- [Goal of the exercise] List every line below containing "JSON".

++++ Recorded information

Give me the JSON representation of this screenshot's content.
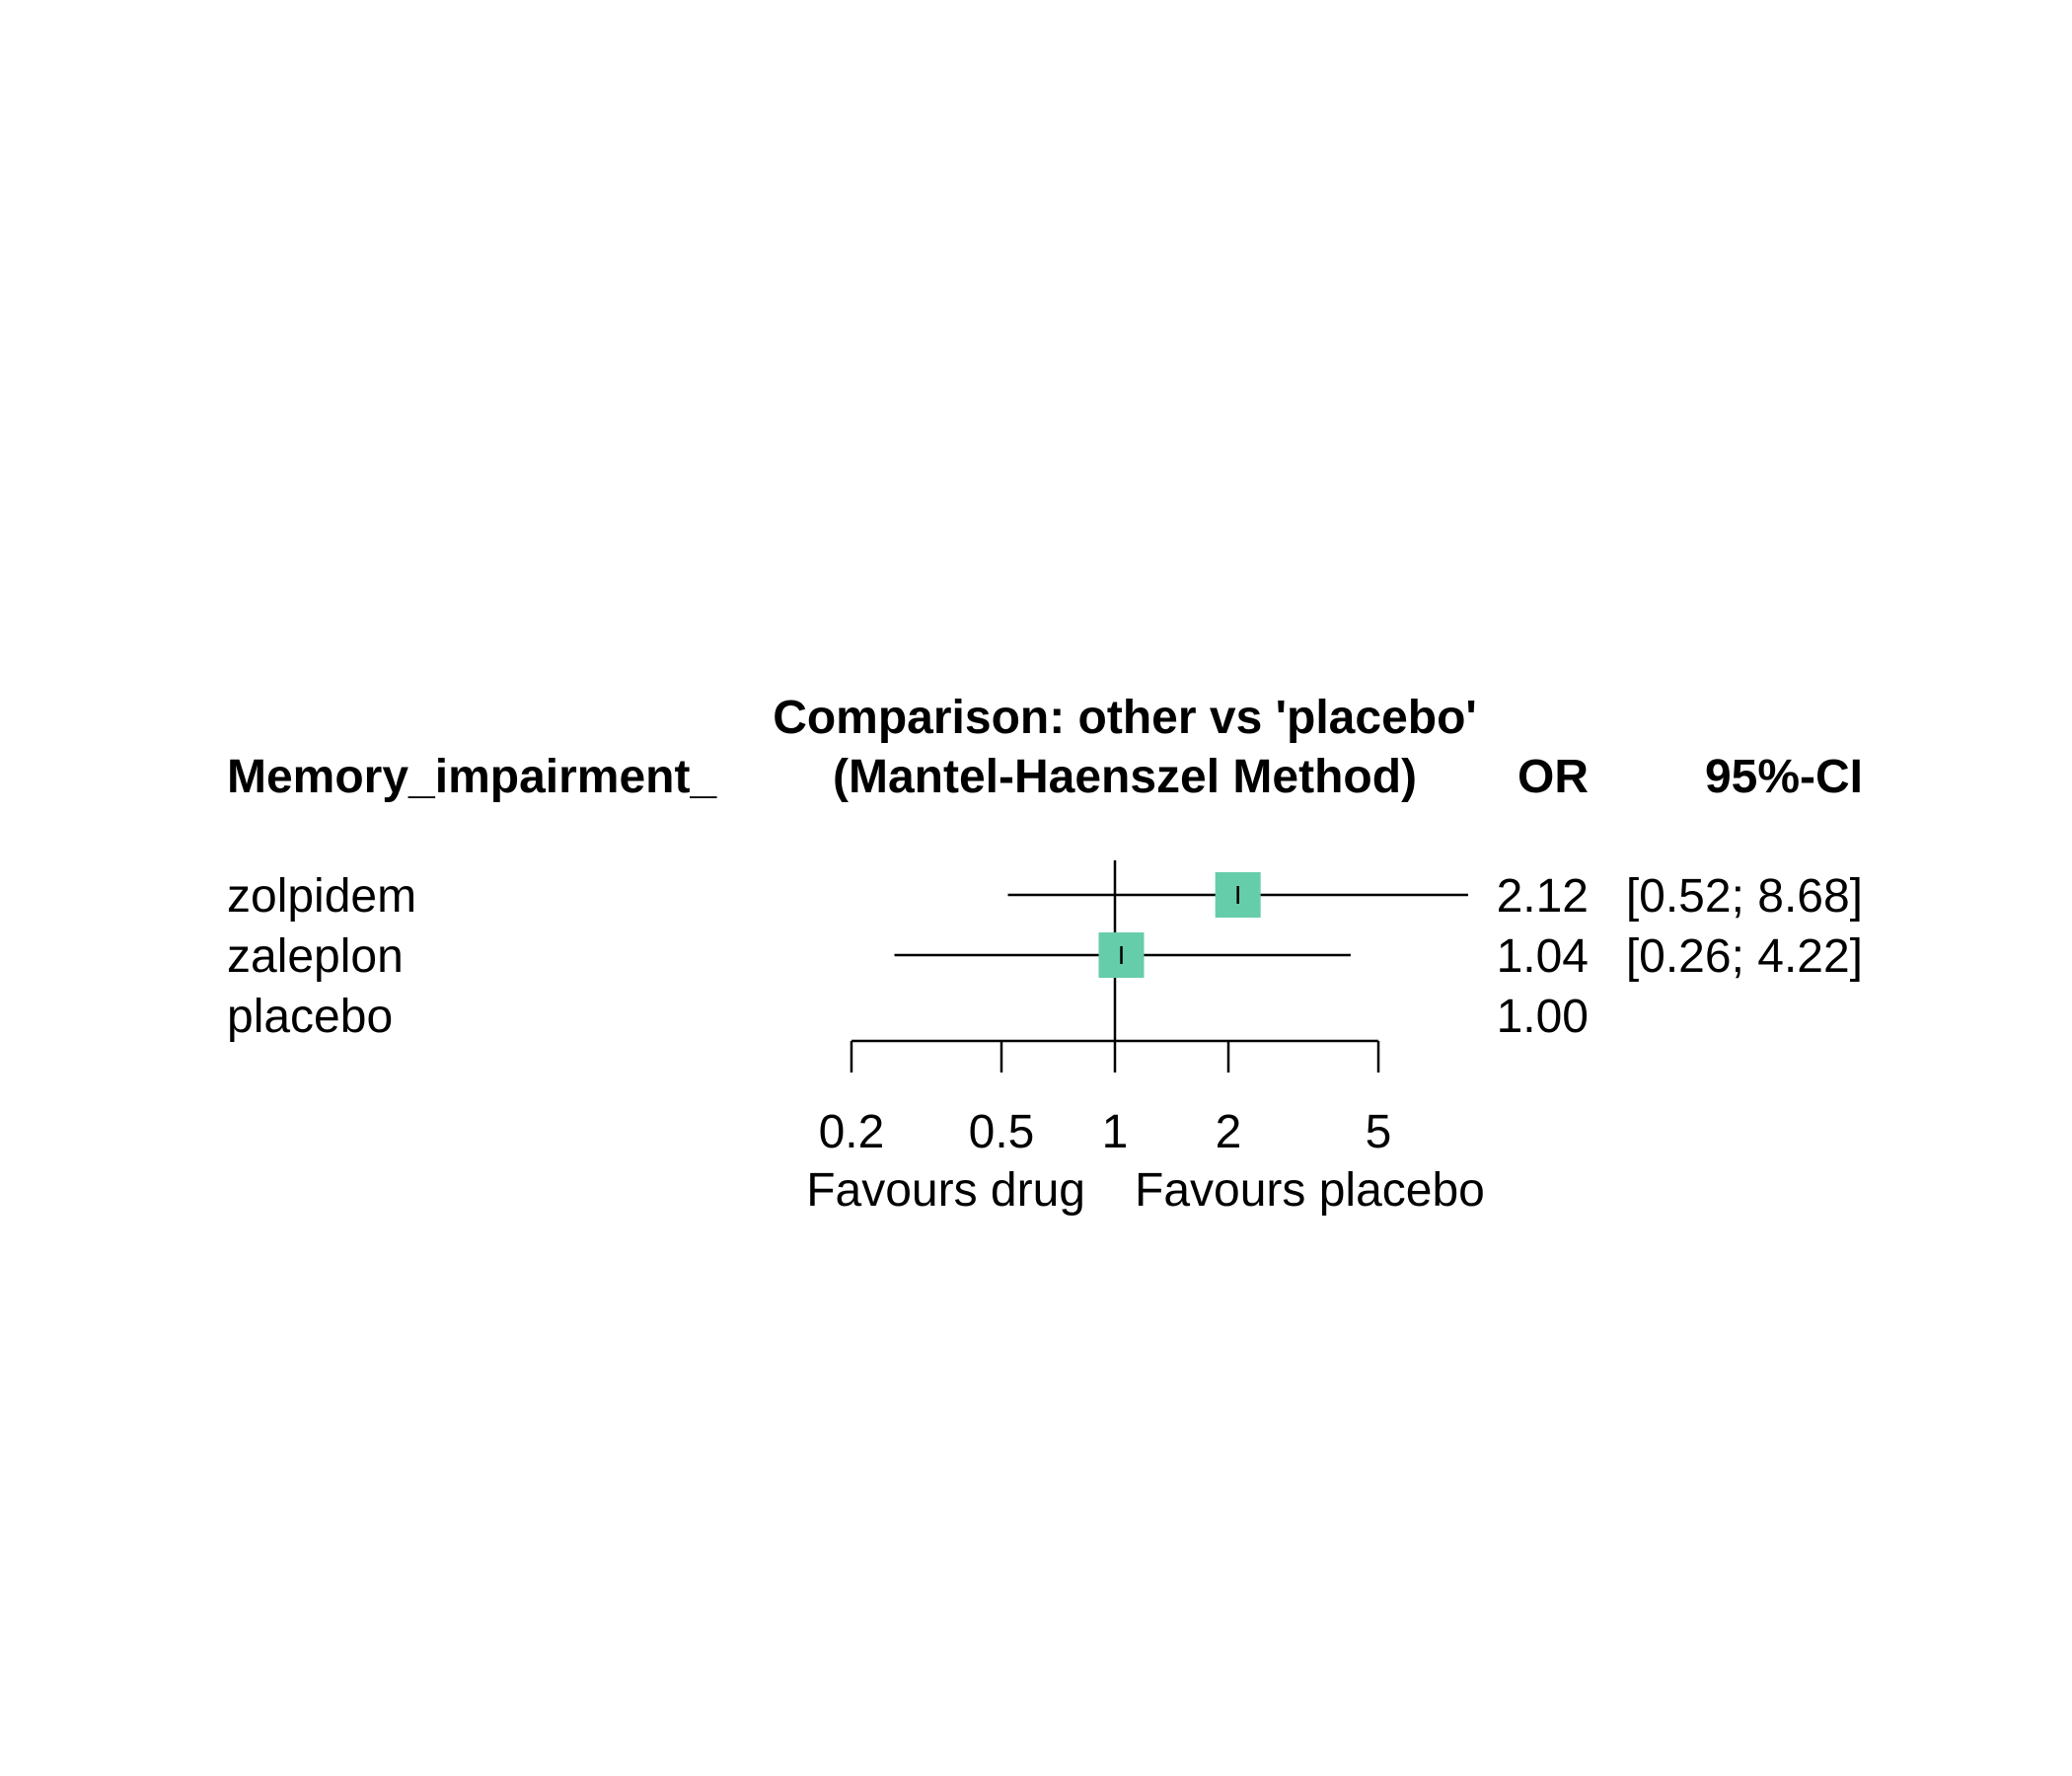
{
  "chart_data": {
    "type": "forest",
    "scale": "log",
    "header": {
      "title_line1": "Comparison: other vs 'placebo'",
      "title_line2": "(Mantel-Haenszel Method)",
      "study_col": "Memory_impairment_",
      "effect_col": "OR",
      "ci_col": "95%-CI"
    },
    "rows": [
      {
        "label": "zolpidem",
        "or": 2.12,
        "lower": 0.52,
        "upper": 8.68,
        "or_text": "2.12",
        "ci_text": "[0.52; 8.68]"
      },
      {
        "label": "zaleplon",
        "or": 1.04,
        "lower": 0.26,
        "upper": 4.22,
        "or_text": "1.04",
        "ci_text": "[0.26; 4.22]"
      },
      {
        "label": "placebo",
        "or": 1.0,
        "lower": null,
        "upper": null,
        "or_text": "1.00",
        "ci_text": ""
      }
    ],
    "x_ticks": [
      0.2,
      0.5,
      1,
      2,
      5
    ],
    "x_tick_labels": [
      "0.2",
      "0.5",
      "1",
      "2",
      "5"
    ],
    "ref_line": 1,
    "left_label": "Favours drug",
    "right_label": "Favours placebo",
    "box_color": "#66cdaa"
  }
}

++++++++
++++ Recorded information

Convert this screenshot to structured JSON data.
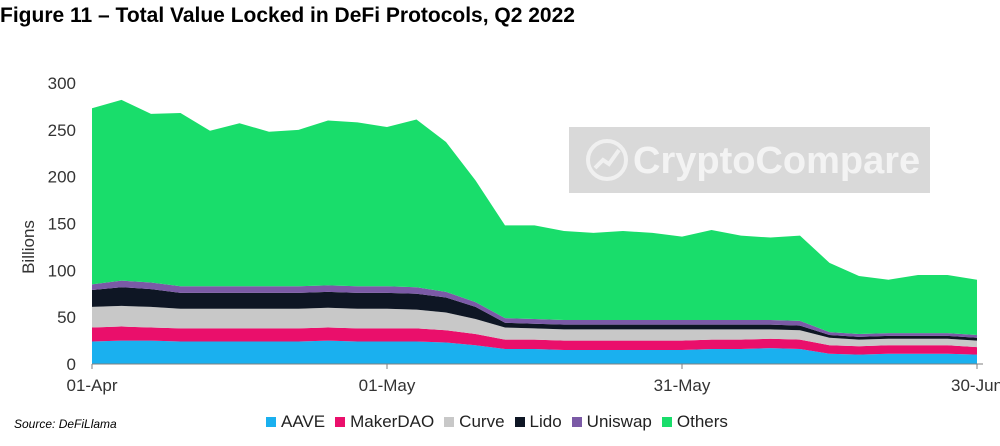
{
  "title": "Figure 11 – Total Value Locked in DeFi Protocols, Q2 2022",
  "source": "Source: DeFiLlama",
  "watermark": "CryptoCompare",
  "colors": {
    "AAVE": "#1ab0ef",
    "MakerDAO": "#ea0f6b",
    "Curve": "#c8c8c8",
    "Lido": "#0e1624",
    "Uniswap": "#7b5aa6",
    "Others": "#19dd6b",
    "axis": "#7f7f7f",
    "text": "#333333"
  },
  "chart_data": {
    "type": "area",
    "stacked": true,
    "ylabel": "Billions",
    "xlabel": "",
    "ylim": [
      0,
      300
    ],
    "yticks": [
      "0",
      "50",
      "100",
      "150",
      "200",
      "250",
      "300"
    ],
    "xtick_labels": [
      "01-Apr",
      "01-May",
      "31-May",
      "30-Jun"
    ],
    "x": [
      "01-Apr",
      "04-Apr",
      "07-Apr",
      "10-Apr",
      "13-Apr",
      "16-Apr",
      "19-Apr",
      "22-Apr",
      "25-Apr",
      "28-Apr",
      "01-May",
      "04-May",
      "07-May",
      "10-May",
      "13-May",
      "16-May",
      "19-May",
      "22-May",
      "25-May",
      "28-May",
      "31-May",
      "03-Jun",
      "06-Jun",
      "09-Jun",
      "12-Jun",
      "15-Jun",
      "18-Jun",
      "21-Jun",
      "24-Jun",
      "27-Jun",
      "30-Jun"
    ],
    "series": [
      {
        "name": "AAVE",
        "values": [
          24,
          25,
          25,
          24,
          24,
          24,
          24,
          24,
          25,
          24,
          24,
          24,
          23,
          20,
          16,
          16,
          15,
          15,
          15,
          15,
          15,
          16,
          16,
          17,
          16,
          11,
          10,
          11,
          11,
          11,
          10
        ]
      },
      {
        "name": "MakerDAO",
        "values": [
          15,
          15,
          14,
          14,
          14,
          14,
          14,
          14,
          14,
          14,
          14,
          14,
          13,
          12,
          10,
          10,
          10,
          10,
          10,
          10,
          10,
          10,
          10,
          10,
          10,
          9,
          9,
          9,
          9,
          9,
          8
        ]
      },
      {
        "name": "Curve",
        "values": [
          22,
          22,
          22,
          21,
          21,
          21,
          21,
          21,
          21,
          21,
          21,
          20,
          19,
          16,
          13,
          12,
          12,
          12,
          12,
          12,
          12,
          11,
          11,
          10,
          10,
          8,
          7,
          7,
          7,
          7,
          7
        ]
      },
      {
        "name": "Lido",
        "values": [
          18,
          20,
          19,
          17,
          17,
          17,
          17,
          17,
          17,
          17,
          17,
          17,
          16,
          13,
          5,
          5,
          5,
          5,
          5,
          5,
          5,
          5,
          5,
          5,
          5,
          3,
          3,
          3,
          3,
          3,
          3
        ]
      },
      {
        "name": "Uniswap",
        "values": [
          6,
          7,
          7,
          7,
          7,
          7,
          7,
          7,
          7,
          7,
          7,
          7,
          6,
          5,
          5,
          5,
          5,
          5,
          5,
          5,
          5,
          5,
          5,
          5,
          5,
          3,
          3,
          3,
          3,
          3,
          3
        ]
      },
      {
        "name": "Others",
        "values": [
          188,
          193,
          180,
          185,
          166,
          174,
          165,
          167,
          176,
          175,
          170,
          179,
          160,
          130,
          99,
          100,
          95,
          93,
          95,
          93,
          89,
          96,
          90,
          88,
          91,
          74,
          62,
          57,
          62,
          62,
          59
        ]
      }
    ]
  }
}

++++++++
++++ Recorded information

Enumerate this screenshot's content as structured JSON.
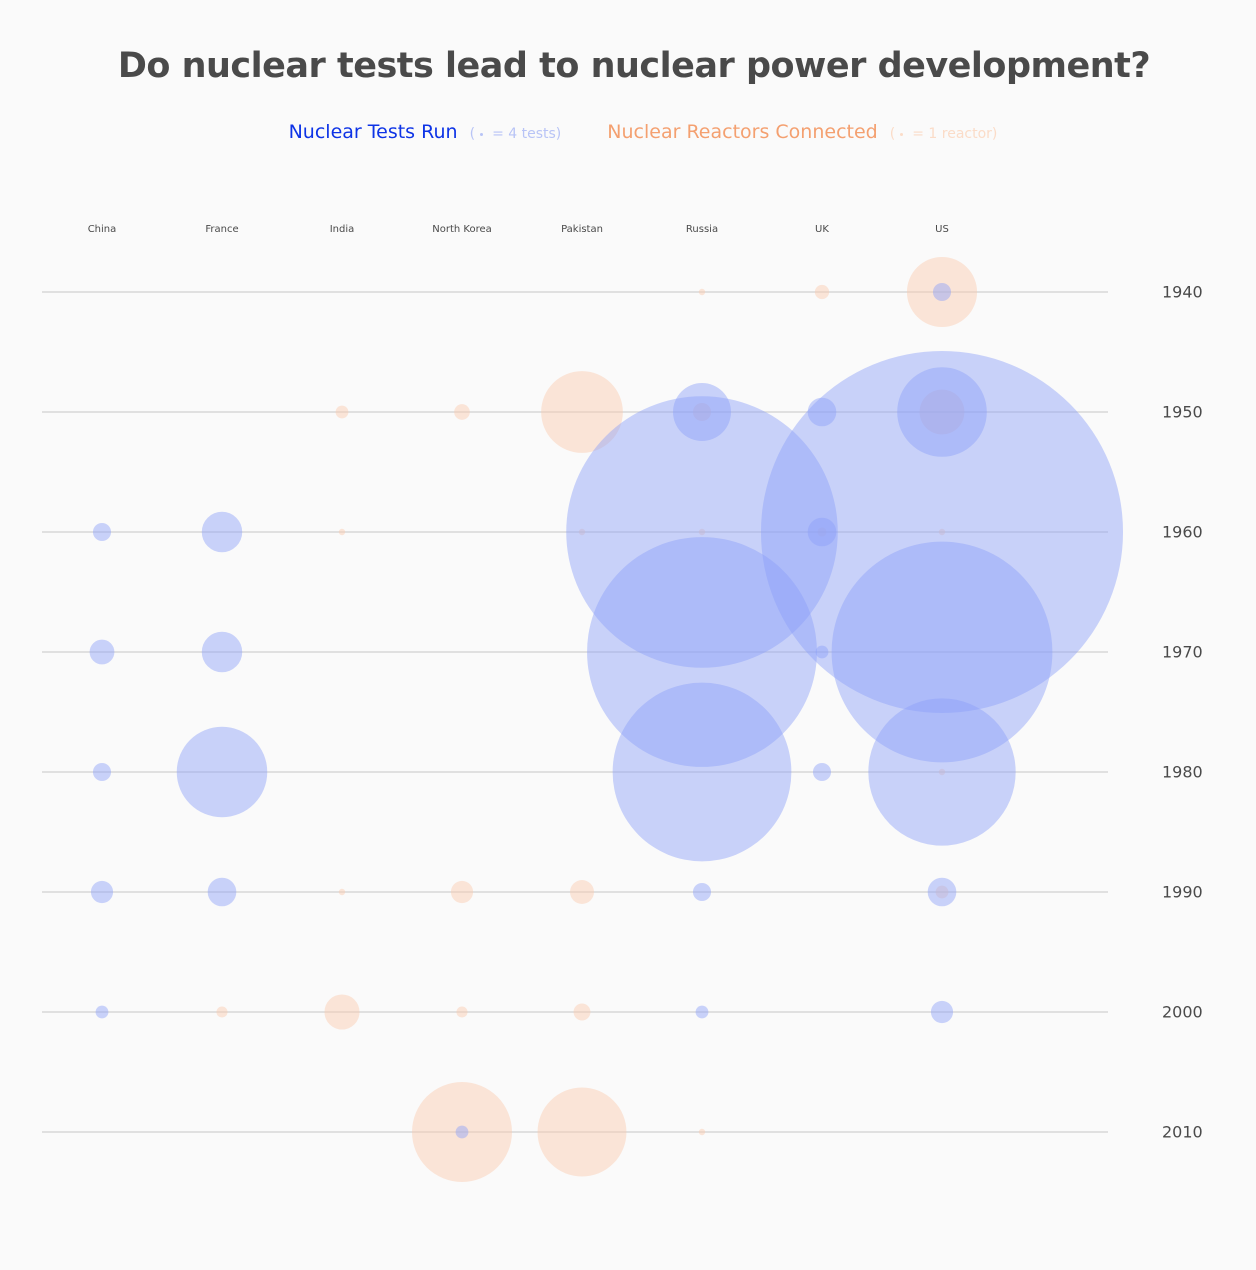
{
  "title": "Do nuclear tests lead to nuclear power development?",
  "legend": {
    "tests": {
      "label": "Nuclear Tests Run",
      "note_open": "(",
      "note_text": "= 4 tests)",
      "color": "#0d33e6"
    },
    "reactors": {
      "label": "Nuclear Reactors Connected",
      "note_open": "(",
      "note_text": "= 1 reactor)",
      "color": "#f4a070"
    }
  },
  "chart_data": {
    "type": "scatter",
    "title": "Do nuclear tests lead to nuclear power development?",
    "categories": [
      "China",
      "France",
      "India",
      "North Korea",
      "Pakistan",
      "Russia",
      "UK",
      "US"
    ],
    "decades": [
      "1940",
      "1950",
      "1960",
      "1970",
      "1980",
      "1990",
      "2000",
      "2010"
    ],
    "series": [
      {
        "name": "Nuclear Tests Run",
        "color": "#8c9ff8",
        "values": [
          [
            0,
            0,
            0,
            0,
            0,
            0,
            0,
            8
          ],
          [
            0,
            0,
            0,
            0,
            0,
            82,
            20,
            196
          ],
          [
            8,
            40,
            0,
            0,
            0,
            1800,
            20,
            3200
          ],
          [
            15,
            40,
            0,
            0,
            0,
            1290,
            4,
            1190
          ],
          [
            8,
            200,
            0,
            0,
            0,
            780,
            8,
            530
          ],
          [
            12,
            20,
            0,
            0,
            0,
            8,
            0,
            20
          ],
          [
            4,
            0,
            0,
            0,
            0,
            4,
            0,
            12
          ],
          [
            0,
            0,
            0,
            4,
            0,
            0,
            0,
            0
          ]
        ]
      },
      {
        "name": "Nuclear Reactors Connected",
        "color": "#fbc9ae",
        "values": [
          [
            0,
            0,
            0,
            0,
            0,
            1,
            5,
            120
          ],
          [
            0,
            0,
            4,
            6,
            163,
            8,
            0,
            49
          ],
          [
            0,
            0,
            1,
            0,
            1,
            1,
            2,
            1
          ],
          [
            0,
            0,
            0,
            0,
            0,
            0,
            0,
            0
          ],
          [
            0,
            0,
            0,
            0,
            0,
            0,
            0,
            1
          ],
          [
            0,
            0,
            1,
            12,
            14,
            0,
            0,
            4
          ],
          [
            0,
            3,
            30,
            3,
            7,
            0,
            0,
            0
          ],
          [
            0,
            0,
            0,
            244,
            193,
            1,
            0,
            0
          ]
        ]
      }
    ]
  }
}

++++++++

- [Task output]
Give me the JSON representation of this screenshot's content.
Convert this screenshot to structured JSON data.
Enumerate this screenshot's content as structured JSON.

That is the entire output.